Task requirements →
Extract all lines in the data that contain the word "friendly".

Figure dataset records
⟨

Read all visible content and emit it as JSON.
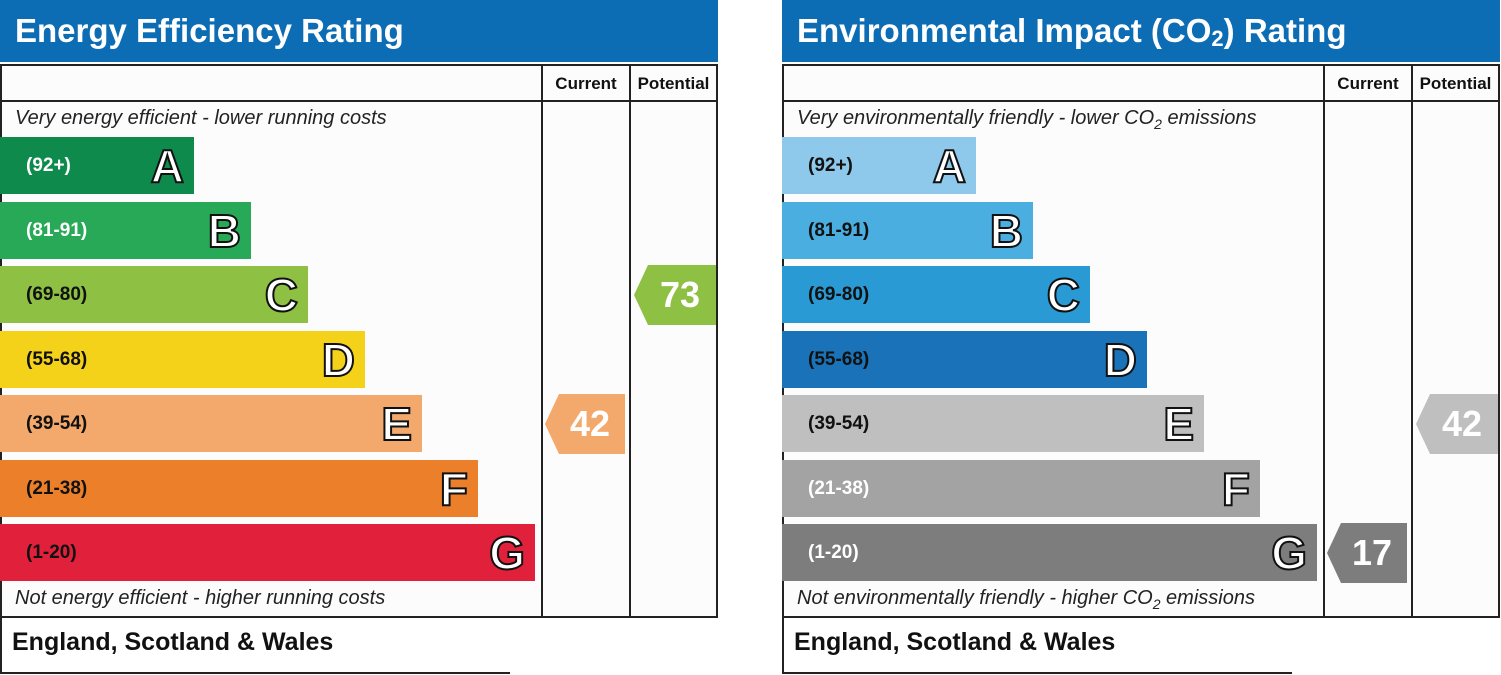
{
  "left_panel": {
    "title": "Energy Efficiency Rating",
    "col_current": "Current",
    "col_potential": "Potential",
    "top_note": "Very energy efficient - lower running costs",
    "bottom_note": "Not energy efficient - higher running costs",
    "footer": "England, Scotland & Wales",
    "bands": [
      {
        "range": "(92+)",
        "letter": "A",
        "color": "#0d8a4c",
        "text_color": "#ffffff"
      },
      {
        "range": "(81-91)",
        "letter": "B",
        "color": "#27a957",
        "text_color": "#ffffff"
      },
      {
        "range": "(69-80)",
        "letter": "C",
        "color": "#8dc043",
        "text_color": "#111111"
      },
      {
        "range": "(55-68)",
        "letter": "D",
        "color": "#f5d21a",
        "text_color": "#111111"
      },
      {
        "range": "(39-54)",
        "letter": "E",
        "color": "#f2a96b",
        "text_color": "#111111"
      },
      {
        "range": "(21-38)",
        "letter": "F",
        "color": "#ec7f2a",
        "text_color": "#111111"
      },
      {
        "range": "(1-20)",
        "letter": "G",
        "color": "#e1213b",
        "text_color": "#111111"
      }
    ],
    "current": {
      "value": "42",
      "band": "E",
      "color": "#f2a96b"
    },
    "potential": {
      "value": "73",
      "band": "C",
      "color": "#8dc043"
    }
  },
  "right_panel": {
    "title_main": "Environmental Impact (CO",
    "title_sub": "2",
    "title_end": ") Rating",
    "col_current": "Current",
    "col_potential": "Potential",
    "top_note_main": "Very environmentally friendly - lower CO",
    "top_note_sub": "2",
    "top_note_end": " emissions",
    "bottom_note_main": "Not environmentally friendly - higher CO",
    "bottom_note_sub": "2",
    "bottom_note_end": " emissions",
    "footer": "England, Scotland & Wales",
    "bands": [
      {
        "range": "(92+)",
        "letter": "A",
        "color": "#8ec8ea",
        "text_color": "#111111"
      },
      {
        "range": "(81-91)",
        "letter": "B",
        "color": "#4aaee0",
        "text_color": "#111111"
      },
      {
        "range": "(69-80)",
        "letter": "C",
        "color": "#2a9ad4",
        "text_color": "#111111"
      },
      {
        "range": "(55-68)",
        "letter": "D",
        "color": "#1a72b8",
        "text_color": "#111111"
      },
      {
        "range": "(39-54)",
        "letter": "E",
        "color": "#bfbfbf",
        "text_color": "#111111"
      },
      {
        "range": "(21-38)",
        "letter": "F",
        "color": "#a3a3a3",
        "text_color": "#ffffff"
      },
      {
        "range": "(1-20)",
        "letter": "G",
        "color": "#7d7d7d",
        "text_color": "#ffffff"
      }
    ],
    "current": {
      "value": "17",
      "band": "G",
      "color": "#7d7d7d"
    },
    "potential": {
      "value": "42",
      "band": "E",
      "color": "#bfbfbf"
    }
  },
  "chart_data": [
    {
      "type": "bar",
      "title": "Energy Efficiency Rating",
      "categories": [
        "A (92+)",
        "B (81-91)",
        "C (69-80)",
        "D (55-68)",
        "E (39-54)",
        "F (21-38)",
        "G (1-20)"
      ],
      "current": 42,
      "potential": 73
    },
    {
      "type": "bar",
      "title": "Environmental Impact (CO2) Rating",
      "categories": [
        "A (92+)",
        "B (81-91)",
        "C (69-80)",
        "D (55-68)",
        "E (39-54)",
        "F (21-38)",
        "G (1-20)"
      ],
      "current": 17,
      "potential": 42
    }
  ]
}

⟩

Completed task →
    "top_note_main": "Very environmentally friendly - lower CO",
    "bottom_note_main": "Not environmentally friendly - higher CO",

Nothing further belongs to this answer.